━━━ EXTRACTED RECORDS ━━━
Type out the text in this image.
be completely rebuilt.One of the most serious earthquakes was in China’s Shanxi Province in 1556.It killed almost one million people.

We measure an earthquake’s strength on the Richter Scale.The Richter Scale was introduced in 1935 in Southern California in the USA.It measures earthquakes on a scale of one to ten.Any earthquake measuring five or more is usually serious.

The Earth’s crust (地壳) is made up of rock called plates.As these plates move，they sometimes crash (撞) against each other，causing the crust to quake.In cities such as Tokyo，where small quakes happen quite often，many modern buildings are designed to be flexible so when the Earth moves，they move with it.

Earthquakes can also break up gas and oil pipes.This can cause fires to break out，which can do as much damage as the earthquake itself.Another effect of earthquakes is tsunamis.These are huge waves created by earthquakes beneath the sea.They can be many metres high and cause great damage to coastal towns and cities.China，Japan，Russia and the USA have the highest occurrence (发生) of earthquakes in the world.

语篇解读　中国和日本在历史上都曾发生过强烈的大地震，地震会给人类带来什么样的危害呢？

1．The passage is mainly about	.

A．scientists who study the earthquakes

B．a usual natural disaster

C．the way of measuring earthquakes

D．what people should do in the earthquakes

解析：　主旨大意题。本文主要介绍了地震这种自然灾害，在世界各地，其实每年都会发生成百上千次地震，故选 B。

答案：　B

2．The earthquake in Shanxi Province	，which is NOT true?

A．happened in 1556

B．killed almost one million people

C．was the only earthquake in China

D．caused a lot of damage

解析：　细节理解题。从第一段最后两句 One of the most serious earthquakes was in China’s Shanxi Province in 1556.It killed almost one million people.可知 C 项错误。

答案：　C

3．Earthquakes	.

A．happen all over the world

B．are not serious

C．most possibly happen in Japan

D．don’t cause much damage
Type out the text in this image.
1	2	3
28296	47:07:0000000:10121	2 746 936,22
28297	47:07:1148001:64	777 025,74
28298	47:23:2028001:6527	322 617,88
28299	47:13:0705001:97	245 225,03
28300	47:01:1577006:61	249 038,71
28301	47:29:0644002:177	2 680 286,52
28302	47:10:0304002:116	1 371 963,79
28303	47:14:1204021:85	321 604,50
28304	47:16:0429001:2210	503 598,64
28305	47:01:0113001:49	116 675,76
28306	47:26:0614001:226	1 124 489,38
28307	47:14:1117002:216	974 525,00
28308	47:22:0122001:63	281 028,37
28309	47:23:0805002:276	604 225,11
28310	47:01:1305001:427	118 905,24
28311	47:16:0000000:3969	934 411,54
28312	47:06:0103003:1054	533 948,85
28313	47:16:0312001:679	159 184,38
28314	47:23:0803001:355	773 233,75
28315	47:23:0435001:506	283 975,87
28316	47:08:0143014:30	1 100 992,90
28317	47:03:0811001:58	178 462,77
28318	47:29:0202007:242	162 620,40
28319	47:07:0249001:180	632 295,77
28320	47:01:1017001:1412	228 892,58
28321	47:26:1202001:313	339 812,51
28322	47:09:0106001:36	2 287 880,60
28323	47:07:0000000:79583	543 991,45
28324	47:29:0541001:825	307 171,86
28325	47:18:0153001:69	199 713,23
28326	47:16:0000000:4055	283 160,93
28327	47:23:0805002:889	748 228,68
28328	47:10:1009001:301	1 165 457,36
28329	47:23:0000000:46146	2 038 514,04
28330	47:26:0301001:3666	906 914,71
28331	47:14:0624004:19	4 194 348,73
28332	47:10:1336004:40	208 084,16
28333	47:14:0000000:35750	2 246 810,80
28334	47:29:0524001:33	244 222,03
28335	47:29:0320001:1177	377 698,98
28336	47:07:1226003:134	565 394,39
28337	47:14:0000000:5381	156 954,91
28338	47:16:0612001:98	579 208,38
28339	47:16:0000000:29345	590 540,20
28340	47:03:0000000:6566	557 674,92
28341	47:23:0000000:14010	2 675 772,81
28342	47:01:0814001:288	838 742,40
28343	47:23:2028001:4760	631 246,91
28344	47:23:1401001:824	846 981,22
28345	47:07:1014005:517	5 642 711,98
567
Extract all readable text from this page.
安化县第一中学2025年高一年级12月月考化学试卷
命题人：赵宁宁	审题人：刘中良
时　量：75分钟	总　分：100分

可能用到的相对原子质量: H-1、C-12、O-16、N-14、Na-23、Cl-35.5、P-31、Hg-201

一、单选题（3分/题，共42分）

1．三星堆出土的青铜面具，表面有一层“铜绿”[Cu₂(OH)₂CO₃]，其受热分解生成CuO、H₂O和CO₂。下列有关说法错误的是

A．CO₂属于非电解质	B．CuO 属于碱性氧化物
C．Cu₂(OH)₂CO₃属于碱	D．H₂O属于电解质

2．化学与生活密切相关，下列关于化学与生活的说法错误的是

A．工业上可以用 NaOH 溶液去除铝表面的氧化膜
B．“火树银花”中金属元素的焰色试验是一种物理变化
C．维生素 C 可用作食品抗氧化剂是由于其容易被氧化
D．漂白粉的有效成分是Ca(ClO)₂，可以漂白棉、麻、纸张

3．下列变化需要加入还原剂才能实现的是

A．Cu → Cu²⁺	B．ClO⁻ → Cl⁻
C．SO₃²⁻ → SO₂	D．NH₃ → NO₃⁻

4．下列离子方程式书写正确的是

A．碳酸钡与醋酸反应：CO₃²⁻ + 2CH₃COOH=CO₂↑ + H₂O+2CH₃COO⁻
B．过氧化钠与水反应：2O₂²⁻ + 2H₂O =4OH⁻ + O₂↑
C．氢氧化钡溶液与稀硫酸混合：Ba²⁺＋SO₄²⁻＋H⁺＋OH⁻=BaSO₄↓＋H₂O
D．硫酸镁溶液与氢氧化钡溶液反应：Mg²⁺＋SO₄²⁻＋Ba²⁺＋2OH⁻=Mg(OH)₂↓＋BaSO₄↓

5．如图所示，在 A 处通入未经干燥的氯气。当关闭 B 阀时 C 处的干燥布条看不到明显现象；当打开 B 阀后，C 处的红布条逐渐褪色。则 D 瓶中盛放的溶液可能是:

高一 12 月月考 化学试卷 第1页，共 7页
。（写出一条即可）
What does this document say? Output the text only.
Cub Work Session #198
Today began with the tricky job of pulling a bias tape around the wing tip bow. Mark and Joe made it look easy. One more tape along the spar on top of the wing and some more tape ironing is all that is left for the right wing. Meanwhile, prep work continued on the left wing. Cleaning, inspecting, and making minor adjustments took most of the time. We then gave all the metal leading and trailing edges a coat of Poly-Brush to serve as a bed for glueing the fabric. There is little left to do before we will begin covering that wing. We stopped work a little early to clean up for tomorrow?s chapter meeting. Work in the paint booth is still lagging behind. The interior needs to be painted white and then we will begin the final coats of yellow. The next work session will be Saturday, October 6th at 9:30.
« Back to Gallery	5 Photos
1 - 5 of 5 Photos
━━━
### WHAT IS EXPECTED
Using the listing above, gather each line that holds the string "measuring" and copy it.

### CORRECT RESPONSE
We measure an earthquake’s strength on the Richter Scale.The Richter Scale was introduced in 1935 in Southern California in the USA.It measures earthquakes on a scale of one to ten.Any earthquake measuring five or more is usually serious.
C．the way of measuring earthquakes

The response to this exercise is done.